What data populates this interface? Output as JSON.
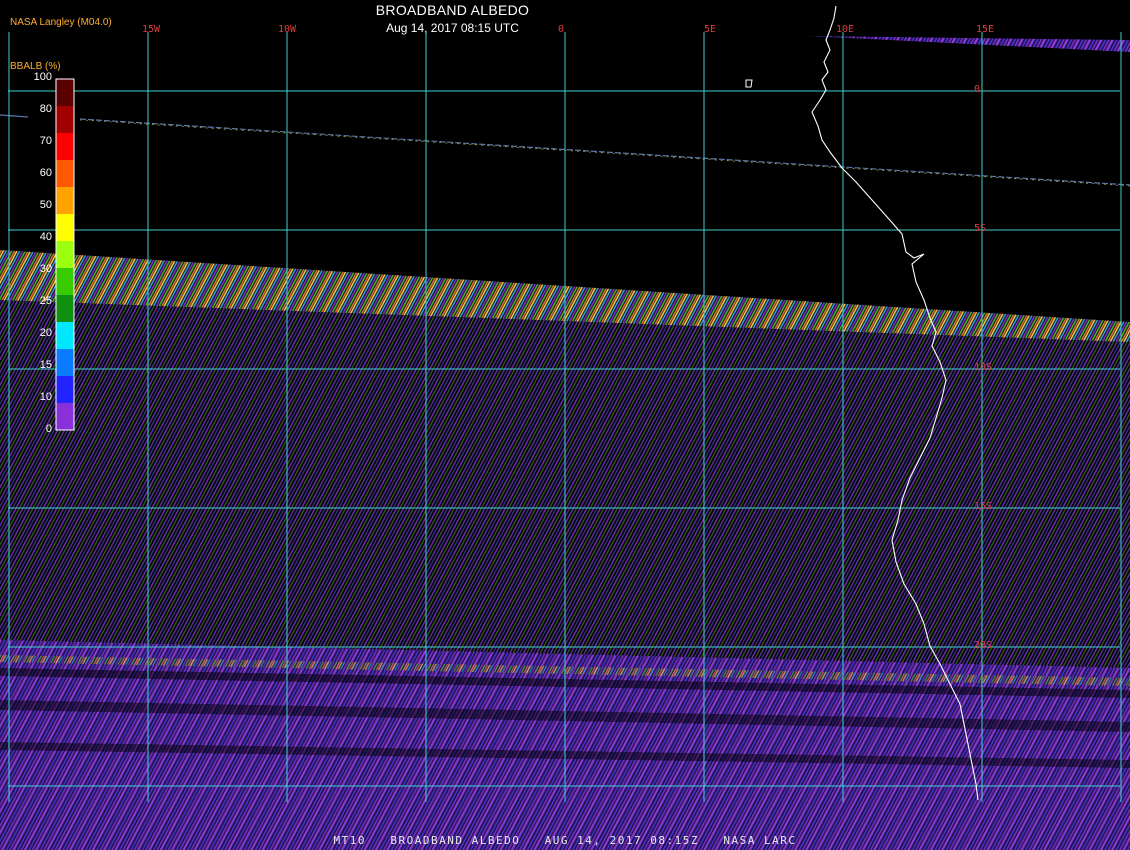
{
  "title": "BROADBAND ALBEDO",
  "subtitle": "Aug 14, 2017 08:15 UTC",
  "producer": "NASA Langley (M04.0)",
  "colorbar": {
    "label": "BBALB (%)",
    "ticks": [
      "0",
      "10",
      "15",
      "20",
      "25",
      "30",
      "40",
      "50",
      "60",
      "70",
      "80",
      "100"
    ],
    "colors": [
      "#8a30d8",
      "#2323ff",
      "#0a7bff",
      "#00e8ff",
      "#109010",
      "#38cc00",
      "#9cff10",
      "#ffff00",
      "#ffa300",
      "#ff5800",
      "#ff0000",
      "#a00000",
      "#5a0000"
    ]
  },
  "grid": {
    "longitudes": [
      {
        "label": "15W",
        "value": -15
      },
      {
        "label": "10W",
        "value": -10
      },
      {
        "label": "0",
        "value": 0
      },
      {
        "label": "5E",
        "value": 5
      },
      {
        "label": "10E",
        "value": 10
      },
      {
        "label": "15E",
        "value": 15
      }
    ],
    "unlabeled_longitudes": [
      -20,
      -5,
      20
    ],
    "latitudes": [
      {
        "label": "0",
        "value": 0
      },
      {
        "label": "5S",
        "value": -5
      },
      {
        "label": "10S",
        "value": -10
      },
      {
        "label": "15S",
        "value": -15
      },
      {
        "label": "20S",
        "value": -20
      }
    ],
    "unlabeled_latitudes": [
      -25
    ],
    "line_color": "#40d0d0",
    "label_color": "#e03c3c"
  },
  "footer": "MT10   BROADBAND ALBEDO   AUG 14, 2017 08:15Z   NASA LARC"
}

- _Short task_
With the pictures left out, transcribe the material exactly.

- _Reply_
What data populates this interface? Output as JSON.
{
  "title": "BROADBAND ALBEDO",
  "subtitle": "Aug 14, 2017 08:15 UTC",
  "producer": "NASA Langley (M04.0)",
  "colorbar": {
    "label": "BBALB (%)",
    "ticks": [
      "0",
      "10",
      "15",
      "20",
      "25",
      "30",
      "40",
      "50",
      "60",
      "70",
      "80",
      "100"
    ],
    "colors": [
      "#8a30d8",
      "#2323ff",
      "#0a7bff",
      "#00e8ff",
      "#109010",
      "#38cc00",
      "#9cff10",
      "#ffff00",
      "#ffa300",
      "#ff5800",
      "#ff0000",
      "#a00000",
      "#5a0000"
    ]
  },
  "grid": {
    "longitudes": [
      {
        "label": "15W",
        "value": -15
      },
      {
        "label": "10W",
        "value": -10
      },
      {
        "label": "0",
        "value": 0
      },
      {
        "label": "5E",
        "value": 5
      },
      {
        "label": "10E",
        "value": 10
      },
      {
        "label": "15E",
        "value": 15
      }
    ],
    "unlabeled_longitudes": [
      -20,
      -5,
      20
    ],
    "latitudes": [
      {
        "label": "0",
        "value": 0
      },
      {
        "label": "5S",
        "value": -5
      },
      {
        "label": "10S",
        "value": -10
      },
      {
        "label": "15S",
        "value": -15
      },
      {
        "label": "20S",
        "value": -20
      }
    ],
    "unlabeled_latitudes": [
      -25
    ],
    "line_color": "#40d0d0",
    "label_color": "#e03c3c"
  },
  "footer": "MT10   BROADBAND ALBEDO   AUG 14, 2017 08:15Z   NASA LARC"
}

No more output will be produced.